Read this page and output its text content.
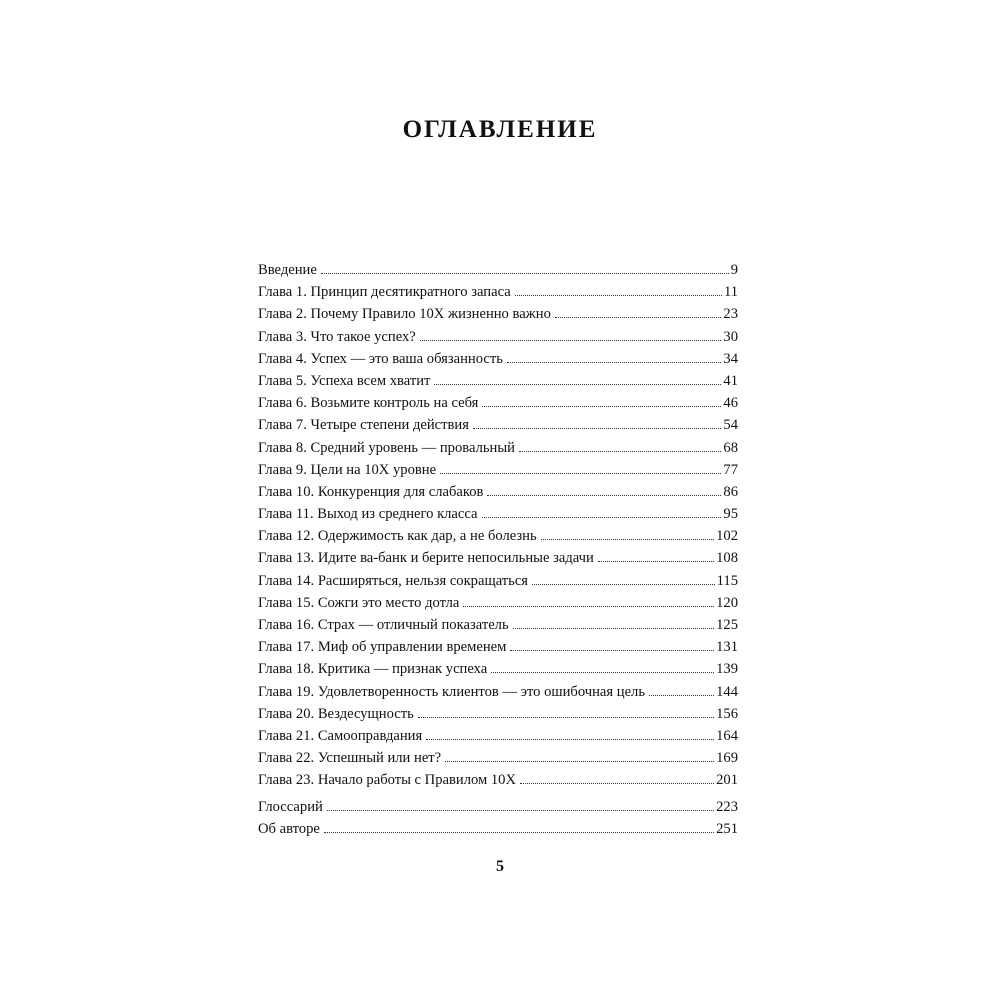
ОГЛАВЛЕНИЕ
Введение	9
Глава 1. Принцип десятикратного запаса	11
Глава 2. Почему Правило 10X жизненно важно	23
Глава 3. Что такое успех?	30
Глава 4. Успех — это ваша обязанность	34
Глава 5. Успеха всем хватит	41
Глава 6. Возьмите контроль на себя	46
Глава 7. Четыре степени действия	54
Глава 8. Средний уровень — провальный	68
Глава 9. Цели на 10X уровне	77
Глава 10. Конкуренция для слабаков	86
Глава 11. Выход из среднего класса	95
Глава 12. Одержимость как дар, а не болезнь	102
Глава 13. Идите ва-банк и берите непосильные задачи	108
Глава 14. Расширяться, нельзя сокращаться	115
Глава 15. Сожги это место дотла	120
Глава 16. Страх — отличный показатель	125
Глава 17. Миф об управлении временем	131
Глава 18. Критика — признак успеха	139
Глава 19. Удовлетворенность клиентов — это ошибочная цель	144
Глава 20. Вездесущность	156
Глава 21. Самооправдания	164
Глава 22. Успешный или нет?	169
Глава 23. Начало работы с Правилом 10X	201
Глоссарий	223
Об авторе	251
5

+++

Exercise task: Leave the pictures out and write out every entry exactly as given.

Answer for this exercise:
Read this page and output its text content.
ОГЛАВЛЕНИЕ
Введение	9
Глава 1. Принцип десятикратного запаса	11
Глава 2. Почему Правило 10X жизненно важно	23
Глава 3. Что такое успех?	30
Глава 4. Успех — это ваша обязанность	34
Глава 5. Успеха всем хватит	41
Глава 6. Возьмите контроль на себя	46
Глава 7. Четыре степени действия	54
Глава 8. Средний уровень — провальный	68
Глава 9. Цели на 10X уровне	77
Глава 10. Конкуренция для слабаков	86
Глава 11. Выход из среднего класса	95
Глава 12. Одержимость как дар, а не болезнь	102
Глава 13. Идите ва-банк и берите непосильные задачи	108
Глава 14. Расширяться, нельзя сокращаться	115
Глава 15. Сожги это место дотла	120
Глава 16. Страх — отличный показатель	125
Глава 17. Миф об управлении временем	131
Глава 18. Критика — признак успеха	139
Глава 19. Удовлетворенность клиентов — это ошибочная цель	144
Глава 20. Вездесущность	156
Глава 21. Самооправдания	164
Глава 22. Успешный или нет?	169
Глава 23. Начало работы с Правилом 10X	201
Глоссарий	223
Об авторе	251
5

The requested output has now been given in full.